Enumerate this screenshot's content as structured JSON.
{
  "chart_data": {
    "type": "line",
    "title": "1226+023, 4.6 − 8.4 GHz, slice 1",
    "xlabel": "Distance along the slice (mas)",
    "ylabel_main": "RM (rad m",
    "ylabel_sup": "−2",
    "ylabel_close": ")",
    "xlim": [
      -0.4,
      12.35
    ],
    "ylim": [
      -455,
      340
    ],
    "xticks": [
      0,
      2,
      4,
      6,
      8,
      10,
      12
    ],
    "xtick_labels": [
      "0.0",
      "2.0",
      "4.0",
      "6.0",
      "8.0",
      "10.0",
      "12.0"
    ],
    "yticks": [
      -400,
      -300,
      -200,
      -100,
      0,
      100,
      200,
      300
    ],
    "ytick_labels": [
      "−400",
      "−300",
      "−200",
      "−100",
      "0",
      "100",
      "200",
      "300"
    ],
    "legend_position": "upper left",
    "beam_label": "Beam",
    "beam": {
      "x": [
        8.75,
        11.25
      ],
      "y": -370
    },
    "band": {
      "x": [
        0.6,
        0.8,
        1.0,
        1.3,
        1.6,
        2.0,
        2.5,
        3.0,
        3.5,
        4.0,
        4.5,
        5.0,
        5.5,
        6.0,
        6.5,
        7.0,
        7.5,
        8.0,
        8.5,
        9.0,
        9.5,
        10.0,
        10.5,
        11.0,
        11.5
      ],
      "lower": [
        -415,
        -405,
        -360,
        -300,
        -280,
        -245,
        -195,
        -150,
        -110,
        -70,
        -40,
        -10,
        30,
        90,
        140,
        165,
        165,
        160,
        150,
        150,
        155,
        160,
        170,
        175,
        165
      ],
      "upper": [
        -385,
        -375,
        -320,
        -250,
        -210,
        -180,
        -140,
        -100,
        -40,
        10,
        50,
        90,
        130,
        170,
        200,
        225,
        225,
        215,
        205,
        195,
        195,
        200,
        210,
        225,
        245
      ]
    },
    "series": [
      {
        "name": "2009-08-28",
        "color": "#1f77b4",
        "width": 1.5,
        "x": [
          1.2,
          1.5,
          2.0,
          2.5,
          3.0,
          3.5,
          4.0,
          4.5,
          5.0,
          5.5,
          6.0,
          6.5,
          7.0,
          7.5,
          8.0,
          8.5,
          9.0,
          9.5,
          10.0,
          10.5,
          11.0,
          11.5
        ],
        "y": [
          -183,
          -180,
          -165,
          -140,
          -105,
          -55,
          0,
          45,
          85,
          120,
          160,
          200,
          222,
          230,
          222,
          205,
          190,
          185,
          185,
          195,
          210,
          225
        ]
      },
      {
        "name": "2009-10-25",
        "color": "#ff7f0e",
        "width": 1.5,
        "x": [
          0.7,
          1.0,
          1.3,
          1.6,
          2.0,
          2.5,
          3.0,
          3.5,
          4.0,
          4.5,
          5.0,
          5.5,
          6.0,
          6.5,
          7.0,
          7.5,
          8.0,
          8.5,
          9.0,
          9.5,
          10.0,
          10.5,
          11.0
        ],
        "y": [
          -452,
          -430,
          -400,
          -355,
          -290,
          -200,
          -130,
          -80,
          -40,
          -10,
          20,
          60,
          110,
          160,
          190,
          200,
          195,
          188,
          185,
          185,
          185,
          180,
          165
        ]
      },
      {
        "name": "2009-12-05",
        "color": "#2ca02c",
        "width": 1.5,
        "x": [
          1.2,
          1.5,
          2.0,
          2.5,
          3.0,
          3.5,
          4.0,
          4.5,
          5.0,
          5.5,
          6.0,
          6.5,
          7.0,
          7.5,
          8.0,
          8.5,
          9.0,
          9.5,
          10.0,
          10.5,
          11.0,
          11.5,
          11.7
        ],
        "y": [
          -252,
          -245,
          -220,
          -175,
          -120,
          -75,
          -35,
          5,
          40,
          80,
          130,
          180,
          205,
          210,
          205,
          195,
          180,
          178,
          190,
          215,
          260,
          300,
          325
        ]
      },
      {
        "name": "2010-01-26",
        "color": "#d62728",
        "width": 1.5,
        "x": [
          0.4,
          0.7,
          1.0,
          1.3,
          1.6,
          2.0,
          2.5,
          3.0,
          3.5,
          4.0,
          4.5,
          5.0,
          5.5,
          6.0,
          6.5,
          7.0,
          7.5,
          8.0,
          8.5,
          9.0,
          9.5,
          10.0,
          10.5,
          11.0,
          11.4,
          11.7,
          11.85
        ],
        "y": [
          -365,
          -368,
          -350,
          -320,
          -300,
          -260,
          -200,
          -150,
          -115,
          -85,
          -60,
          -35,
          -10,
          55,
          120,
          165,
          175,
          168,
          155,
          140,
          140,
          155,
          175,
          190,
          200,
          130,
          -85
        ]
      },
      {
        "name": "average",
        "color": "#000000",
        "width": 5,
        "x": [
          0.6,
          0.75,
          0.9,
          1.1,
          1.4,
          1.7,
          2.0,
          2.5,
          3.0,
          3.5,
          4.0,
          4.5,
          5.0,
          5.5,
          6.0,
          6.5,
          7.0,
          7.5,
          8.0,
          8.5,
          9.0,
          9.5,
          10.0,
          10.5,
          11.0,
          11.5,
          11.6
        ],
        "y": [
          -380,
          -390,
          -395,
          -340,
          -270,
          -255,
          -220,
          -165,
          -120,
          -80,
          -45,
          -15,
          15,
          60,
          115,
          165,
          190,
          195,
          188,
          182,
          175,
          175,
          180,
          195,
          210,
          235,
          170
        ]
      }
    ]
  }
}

* Stated task:
Transcribe every entry exactly, omitting nothing.

* Expected answer:
Enumerate this screenshot's content as structured JSON.
{
  "chart_data": {
    "type": "line",
    "title": "1226+023, 4.6 − 8.4 GHz, slice 1",
    "xlabel": "Distance along the slice (mas)",
    "ylabel_main": "RM (rad m",
    "ylabel_sup": "−2",
    "ylabel_close": ")",
    "xlim": [
      -0.4,
      12.35
    ],
    "ylim": [
      -455,
      340
    ],
    "xticks": [
      0,
      2,
      4,
      6,
      8,
      10,
      12
    ],
    "xtick_labels": [
      "0.0",
      "2.0",
      "4.0",
      "6.0",
      "8.0",
      "10.0",
      "12.0"
    ],
    "yticks": [
      -400,
      -300,
      -200,
      -100,
      0,
      100,
      200,
      300
    ],
    "ytick_labels": [
      "−400",
      "−300",
      "−200",
      "−100",
      "0",
      "100",
      "200",
      "300"
    ],
    "legend_position": "upper left",
    "beam_label": "Beam",
    "beam": {
      "x": [
        8.75,
        11.25
      ],
      "y": -370
    },
    "band": {
      "x": [
        0.6,
        0.8,
        1.0,
        1.3,
        1.6,
        2.0,
        2.5,
        3.0,
        3.5,
        4.0,
        4.5,
        5.0,
        5.5,
        6.0,
        6.5,
        7.0,
        7.5,
        8.0,
        8.5,
        9.0,
        9.5,
        10.0,
        10.5,
        11.0,
        11.5
      ],
      "lower": [
        -415,
        -405,
        -360,
        -300,
        -280,
        -245,
        -195,
        -150,
        -110,
        -70,
        -40,
        -10,
        30,
        90,
        140,
        165,
        165,
        160,
        150,
        150,
        155,
        160,
        170,
        175,
        165
      ],
      "upper": [
        -385,
        -375,
        -320,
        -250,
        -210,
        -180,
        -140,
        -100,
        -40,
        10,
        50,
        90,
        130,
        170,
        200,
        225,
        225,
        215,
        205,
        195,
        195,
        200,
        210,
        225,
        245
      ]
    },
    "series": [
      {
        "name": "2009-08-28",
        "color": "#1f77b4",
        "width": 1.5,
        "x": [
          1.2,
          1.5,
          2.0,
          2.5,
          3.0,
          3.5,
          4.0,
          4.5,
          5.0,
          5.5,
          6.0,
          6.5,
          7.0,
          7.5,
          8.0,
          8.5,
          9.0,
          9.5,
          10.0,
          10.5,
          11.0,
          11.5
        ],
        "y": [
          -183,
          -180,
          -165,
          -140,
          -105,
          -55,
          0,
          45,
          85,
          120,
          160,
          200,
          222,
          230,
          222,
          205,
          190,
          185,
          185,
          195,
          210,
          225
        ]
      },
      {
        "name": "2009-10-25",
        "color": "#ff7f0e",
        "width": 1.5,
        "x": [
          0.7,
          1.0,
          1.3,
          1.6,
          2.0,
          2.5,
          3.0,
          3.5,
          4.0,
          4.5,
          5.0,
          5.5,
          6.0,
          6.5,
          7.0,
          7.5,
          8.0,
          8.5,
          9.0,
          9.5,
          10.0,
          10.5,
          11.0
        ],
        "y": [
          -452,
          -430,
          -400,
          -355,
          -290,
          -200,
          -130,
          -80,
          -40,
          -10,
          20,
          60,
          110,
          160,
          190,
          200,
          195,
          188,
          185,
          185,
          185,
          180,
          165
        ]
      },
      {
        "name": "2009-12-05",
        "color": "#2ca02c",
        "width": 1.5,
        "x": [
          1.2,
          1.5,
          2.0,
          2.5,
          3.0,
          3.5,
          4.0,
          4.5,
          5.0,
          5.5,
          6.0,
          6.5,
          7.0,
          7.5,
          8.0,
          8.5,
          9.0,
          9.5,
          10.0,
          10.5,
          11.0,
          11.5,
          11.7
        ],
        "y": [
          -252,
          -245,
          -220,
          -175,
          -120,
          -75,
          -35,
          5,
          40,
          80,
          130,
          180,
          205,
          210,
          205,
          195,
          180,
          178,
          190,
          215,
          260,
          300,
          325
        ]
      },
      {
        "name": "2010-01-26",
        "color": "#d62728",
        "width": 1.5,
        "x": [
          0.4,
          0.7,
          1.0,
          1.3,
          1.6,
          2.0,
          2.5,
          3.0,
          3.5,
          4.0,
          4.5,
          5.0,
          5.5,
          6.0,
          6.5,
          7.0,
          7.5,
          8.0,
          8.5,
          9.0,
          9.5,
          10.0,
          10.5,
          11.0,
          11.4,
          11.7,
          11.85
        ],
        "y": [
          -365,
          -368,
          -350,
          -320,
          -300,
          -260,
          -200,
          -150,
          -115,
          -85,
          -60,
          -35,
          -10,
          55,
          120,
          165,
          175,
          168,
          155,
          140,
          140,
          155,
          175,
          190,
          200,
          130,
          -85
        ]
      },
      {
        "name": "average",
        "color": "#000000",
        "width": 5,
        "x": [
          0.6,
          0.75,
          0.9,
          1.1,
          1.4,
          1.7,
          2.0,
          2.5,
          3.0,
          3.5,
          4.0,
          4.5,
          5.0,
          5.5,
          6.0,
          6.5,
          7.0,
          7.5,
          8.0,
          8.5,
          9.0,
          9.5,
          10.0,
          10.5,
          11.0,
          11.5,
          11.6
        ],
        "y": [
          -380,
          -390,
          -395,
          -340,
          -270,
          -255,
          -220,
          -165,
          -120,
          -80,
          -45,
          -15,
          15,
          60,
          115,
          165,
          190,
          195,
          188,
          182,
          175,
          175,
          180,
          195,
          210,
          235,
          170
        ]
      }
    ]
  }
}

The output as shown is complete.